## Given exercise
Identify the lines holding "JSON" and copy them.
## Start Entries
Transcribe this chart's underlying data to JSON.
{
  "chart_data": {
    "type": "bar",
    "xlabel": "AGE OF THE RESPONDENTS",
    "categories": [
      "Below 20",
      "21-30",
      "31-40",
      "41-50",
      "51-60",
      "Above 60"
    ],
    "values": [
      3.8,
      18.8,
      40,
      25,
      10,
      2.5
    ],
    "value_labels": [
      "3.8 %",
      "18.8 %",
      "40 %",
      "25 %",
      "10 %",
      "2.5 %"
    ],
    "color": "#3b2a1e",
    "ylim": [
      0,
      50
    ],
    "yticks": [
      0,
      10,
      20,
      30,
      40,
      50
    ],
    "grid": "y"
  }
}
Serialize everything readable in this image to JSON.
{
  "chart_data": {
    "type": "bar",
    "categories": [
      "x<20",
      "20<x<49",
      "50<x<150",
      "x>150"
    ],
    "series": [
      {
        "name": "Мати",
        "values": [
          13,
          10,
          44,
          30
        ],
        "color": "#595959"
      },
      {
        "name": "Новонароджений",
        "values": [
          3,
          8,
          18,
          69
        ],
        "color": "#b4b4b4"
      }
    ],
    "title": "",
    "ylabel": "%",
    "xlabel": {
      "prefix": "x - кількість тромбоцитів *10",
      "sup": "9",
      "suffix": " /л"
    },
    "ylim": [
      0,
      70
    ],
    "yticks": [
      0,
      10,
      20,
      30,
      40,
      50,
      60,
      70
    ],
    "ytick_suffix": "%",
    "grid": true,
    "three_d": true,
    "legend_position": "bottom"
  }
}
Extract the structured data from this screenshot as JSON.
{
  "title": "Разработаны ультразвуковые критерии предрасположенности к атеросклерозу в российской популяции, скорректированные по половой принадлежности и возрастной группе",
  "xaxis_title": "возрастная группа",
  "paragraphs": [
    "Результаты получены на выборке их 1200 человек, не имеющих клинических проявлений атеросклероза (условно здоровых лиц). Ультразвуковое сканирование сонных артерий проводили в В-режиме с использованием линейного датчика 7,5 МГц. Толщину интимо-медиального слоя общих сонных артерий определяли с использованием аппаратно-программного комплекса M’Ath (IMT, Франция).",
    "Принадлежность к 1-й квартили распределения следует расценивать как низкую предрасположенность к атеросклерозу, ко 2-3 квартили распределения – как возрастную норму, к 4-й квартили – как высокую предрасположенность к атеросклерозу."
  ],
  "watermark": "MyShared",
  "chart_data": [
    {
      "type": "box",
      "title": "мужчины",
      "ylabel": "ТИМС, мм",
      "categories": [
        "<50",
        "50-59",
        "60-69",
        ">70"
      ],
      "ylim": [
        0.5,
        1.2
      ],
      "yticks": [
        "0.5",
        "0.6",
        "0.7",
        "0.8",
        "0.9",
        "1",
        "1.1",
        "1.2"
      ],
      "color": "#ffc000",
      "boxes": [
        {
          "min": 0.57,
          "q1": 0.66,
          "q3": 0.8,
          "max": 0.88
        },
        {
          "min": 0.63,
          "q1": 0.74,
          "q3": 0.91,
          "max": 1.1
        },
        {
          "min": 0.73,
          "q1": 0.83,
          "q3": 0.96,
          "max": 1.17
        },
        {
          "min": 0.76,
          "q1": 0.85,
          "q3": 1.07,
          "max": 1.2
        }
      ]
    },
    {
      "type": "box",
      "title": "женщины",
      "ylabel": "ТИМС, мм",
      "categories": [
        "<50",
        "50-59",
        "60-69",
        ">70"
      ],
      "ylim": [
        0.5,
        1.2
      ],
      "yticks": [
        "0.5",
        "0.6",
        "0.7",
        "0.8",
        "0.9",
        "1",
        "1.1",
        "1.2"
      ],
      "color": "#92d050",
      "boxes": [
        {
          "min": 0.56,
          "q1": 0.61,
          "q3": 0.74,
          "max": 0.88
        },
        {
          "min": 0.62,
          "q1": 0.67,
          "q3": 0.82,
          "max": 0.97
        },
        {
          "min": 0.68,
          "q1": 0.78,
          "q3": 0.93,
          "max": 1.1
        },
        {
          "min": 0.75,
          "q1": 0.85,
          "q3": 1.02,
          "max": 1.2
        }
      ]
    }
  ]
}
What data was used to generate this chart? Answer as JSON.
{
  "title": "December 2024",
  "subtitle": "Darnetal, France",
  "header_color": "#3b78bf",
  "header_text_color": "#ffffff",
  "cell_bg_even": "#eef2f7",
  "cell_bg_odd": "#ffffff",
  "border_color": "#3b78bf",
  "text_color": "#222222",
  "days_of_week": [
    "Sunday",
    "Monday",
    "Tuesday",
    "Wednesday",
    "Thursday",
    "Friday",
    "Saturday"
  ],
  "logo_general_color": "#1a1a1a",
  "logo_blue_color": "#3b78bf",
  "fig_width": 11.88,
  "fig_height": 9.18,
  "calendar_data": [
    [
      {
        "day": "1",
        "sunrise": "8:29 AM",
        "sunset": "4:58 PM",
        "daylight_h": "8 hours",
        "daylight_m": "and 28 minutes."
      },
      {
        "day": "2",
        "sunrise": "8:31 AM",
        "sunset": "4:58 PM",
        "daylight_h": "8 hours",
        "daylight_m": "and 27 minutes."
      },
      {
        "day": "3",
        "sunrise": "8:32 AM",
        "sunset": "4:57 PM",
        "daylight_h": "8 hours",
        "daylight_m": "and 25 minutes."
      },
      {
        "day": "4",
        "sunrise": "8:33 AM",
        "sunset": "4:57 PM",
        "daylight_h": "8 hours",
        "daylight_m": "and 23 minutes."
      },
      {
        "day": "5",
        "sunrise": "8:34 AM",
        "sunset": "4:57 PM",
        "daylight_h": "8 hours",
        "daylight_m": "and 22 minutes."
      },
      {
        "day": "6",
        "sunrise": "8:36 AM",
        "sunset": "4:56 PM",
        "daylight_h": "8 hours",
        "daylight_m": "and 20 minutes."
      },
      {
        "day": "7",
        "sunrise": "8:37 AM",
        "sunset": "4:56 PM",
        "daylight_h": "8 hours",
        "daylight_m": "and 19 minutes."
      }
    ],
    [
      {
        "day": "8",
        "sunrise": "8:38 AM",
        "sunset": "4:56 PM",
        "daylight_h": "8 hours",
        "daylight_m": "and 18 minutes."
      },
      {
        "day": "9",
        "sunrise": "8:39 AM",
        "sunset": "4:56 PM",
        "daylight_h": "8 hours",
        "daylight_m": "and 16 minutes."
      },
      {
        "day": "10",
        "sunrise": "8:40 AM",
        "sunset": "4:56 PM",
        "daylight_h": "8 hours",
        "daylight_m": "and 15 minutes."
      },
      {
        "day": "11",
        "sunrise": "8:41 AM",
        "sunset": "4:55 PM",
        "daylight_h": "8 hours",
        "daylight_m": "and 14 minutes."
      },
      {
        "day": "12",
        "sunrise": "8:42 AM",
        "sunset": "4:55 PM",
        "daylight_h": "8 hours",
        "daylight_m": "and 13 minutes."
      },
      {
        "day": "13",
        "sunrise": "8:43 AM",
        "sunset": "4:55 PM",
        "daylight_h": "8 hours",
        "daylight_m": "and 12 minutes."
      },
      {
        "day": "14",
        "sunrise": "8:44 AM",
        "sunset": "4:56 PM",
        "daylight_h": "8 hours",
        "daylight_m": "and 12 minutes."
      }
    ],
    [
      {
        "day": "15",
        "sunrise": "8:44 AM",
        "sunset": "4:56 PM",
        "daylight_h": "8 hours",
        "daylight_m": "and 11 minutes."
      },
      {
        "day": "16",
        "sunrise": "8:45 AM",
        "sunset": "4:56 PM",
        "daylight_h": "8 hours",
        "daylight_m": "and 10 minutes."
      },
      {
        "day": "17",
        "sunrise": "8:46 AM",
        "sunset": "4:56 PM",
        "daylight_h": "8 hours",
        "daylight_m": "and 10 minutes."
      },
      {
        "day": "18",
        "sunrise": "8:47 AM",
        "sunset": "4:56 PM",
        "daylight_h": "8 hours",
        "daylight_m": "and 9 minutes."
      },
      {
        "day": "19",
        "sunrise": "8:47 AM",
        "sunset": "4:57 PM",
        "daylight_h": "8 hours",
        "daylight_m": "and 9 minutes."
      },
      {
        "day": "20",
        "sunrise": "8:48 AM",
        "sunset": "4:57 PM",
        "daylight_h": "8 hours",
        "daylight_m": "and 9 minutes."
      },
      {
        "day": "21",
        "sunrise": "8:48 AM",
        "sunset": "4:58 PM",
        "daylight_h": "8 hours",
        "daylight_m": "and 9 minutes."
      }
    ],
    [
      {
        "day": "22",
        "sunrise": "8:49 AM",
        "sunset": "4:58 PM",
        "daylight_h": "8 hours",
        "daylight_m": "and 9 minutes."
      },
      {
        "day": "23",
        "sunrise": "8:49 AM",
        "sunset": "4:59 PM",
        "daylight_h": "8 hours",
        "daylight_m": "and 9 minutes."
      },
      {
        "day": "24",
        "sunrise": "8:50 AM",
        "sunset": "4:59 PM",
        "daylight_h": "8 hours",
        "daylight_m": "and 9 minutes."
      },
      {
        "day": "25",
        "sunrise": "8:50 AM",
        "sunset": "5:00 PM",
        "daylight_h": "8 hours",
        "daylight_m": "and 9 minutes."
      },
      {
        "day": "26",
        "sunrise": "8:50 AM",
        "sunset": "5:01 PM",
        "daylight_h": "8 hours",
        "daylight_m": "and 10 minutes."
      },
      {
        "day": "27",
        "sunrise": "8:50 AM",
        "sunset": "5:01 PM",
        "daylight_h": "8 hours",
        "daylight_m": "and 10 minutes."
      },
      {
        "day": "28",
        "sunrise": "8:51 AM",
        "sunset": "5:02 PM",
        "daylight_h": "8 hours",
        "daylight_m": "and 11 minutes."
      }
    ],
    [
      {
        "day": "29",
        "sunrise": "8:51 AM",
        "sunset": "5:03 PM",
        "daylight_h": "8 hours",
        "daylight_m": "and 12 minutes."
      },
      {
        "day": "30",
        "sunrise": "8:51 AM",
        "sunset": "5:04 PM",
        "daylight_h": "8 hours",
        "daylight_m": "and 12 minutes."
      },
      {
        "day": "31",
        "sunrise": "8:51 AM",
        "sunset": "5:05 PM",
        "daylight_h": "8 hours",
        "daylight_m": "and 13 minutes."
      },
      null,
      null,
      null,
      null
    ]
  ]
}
## End Entries
## The completed task
Transcribe this chart's underlying data to JSON.
Serialize everything readable in this image to JSON.
Extract the structured data from this screenshot as JSON.
What data was used to generate this chart? Answer as JSON.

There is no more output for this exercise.